** RECORDS SUPPLIED **
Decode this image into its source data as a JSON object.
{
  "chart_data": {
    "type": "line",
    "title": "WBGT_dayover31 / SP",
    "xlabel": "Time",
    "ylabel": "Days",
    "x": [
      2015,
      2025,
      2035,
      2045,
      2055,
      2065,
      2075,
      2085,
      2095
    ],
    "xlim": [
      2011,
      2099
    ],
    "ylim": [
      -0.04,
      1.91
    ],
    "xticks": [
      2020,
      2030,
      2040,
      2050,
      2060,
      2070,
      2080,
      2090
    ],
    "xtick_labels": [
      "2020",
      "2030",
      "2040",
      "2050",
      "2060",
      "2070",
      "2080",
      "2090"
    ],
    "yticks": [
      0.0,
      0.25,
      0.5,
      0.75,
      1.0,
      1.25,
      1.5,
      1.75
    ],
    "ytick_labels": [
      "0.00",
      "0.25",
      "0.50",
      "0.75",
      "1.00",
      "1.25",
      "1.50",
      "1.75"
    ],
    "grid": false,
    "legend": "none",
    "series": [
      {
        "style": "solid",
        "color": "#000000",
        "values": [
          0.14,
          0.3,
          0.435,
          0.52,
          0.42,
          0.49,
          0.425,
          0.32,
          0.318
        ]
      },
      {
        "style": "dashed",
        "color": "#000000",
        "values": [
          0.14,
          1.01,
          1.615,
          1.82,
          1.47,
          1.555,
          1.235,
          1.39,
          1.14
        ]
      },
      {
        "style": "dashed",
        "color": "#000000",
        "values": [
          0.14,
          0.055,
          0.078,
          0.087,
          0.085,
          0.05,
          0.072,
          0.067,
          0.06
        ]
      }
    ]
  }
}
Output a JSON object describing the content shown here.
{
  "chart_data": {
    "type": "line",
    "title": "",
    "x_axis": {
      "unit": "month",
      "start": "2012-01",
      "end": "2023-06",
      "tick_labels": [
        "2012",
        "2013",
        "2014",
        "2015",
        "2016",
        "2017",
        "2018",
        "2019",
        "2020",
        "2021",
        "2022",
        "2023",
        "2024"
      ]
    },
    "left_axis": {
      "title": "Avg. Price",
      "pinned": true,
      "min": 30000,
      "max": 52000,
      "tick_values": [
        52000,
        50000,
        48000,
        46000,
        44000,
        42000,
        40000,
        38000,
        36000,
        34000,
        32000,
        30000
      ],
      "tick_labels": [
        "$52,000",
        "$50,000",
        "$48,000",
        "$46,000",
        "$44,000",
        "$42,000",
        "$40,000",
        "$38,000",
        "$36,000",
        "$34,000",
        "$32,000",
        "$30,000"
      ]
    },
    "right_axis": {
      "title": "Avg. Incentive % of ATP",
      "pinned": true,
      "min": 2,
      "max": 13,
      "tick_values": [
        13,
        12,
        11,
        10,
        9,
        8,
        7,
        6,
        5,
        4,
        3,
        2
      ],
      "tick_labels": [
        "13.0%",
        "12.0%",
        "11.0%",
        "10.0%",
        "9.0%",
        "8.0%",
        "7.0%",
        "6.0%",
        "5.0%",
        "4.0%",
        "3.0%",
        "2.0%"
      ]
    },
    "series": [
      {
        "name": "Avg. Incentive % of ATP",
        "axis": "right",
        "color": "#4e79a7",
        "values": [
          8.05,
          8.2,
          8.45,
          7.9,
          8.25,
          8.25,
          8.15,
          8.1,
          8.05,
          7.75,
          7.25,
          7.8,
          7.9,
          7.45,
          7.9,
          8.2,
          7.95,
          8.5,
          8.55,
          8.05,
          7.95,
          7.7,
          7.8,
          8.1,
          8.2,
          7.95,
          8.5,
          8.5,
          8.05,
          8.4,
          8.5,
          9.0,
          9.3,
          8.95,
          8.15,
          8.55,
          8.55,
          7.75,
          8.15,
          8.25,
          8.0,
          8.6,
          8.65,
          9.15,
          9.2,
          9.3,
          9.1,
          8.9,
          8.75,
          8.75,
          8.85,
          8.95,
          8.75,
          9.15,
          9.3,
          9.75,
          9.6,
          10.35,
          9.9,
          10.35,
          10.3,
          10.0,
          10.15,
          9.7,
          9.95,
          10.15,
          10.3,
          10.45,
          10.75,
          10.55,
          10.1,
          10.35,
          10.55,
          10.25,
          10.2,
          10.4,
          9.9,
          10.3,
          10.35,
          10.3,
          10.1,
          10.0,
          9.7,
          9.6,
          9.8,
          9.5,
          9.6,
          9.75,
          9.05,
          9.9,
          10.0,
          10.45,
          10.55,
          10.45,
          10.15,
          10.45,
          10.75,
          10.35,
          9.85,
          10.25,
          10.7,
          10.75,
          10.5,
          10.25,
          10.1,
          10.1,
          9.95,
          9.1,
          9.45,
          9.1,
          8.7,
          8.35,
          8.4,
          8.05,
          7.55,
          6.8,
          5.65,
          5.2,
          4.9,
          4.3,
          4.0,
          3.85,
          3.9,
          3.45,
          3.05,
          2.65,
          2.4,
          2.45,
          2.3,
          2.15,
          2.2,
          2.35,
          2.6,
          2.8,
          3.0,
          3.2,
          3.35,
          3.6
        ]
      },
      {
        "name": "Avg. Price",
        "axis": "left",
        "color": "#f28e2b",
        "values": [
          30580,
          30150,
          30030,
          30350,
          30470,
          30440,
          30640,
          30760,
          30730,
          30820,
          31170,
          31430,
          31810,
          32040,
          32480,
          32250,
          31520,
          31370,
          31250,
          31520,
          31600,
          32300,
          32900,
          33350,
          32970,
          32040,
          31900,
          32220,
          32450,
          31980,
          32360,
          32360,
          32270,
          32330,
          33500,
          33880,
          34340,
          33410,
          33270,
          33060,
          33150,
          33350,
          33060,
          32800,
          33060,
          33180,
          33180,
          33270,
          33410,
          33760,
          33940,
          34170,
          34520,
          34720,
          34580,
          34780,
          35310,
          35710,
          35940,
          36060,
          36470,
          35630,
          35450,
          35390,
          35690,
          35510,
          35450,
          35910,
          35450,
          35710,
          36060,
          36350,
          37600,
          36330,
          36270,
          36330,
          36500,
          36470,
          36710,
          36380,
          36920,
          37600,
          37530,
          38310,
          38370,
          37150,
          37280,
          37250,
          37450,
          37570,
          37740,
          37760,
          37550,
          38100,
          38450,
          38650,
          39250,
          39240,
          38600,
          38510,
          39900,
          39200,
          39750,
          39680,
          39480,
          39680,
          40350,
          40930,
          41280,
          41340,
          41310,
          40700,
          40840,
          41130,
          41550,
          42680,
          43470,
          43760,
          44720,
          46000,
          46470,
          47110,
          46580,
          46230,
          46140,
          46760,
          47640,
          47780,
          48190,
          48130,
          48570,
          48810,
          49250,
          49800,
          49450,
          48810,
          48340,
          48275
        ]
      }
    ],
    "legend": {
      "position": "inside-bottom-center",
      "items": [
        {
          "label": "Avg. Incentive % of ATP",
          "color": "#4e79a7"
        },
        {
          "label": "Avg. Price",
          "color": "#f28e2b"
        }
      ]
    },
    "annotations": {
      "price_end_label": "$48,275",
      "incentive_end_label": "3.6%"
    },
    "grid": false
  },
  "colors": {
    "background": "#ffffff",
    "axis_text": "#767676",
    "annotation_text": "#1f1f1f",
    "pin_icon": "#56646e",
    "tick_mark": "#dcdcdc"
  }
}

** CHALLENGE **
Go through the material above and count the lines that include "object". Give the number alone.

** TASK ANSWER **
2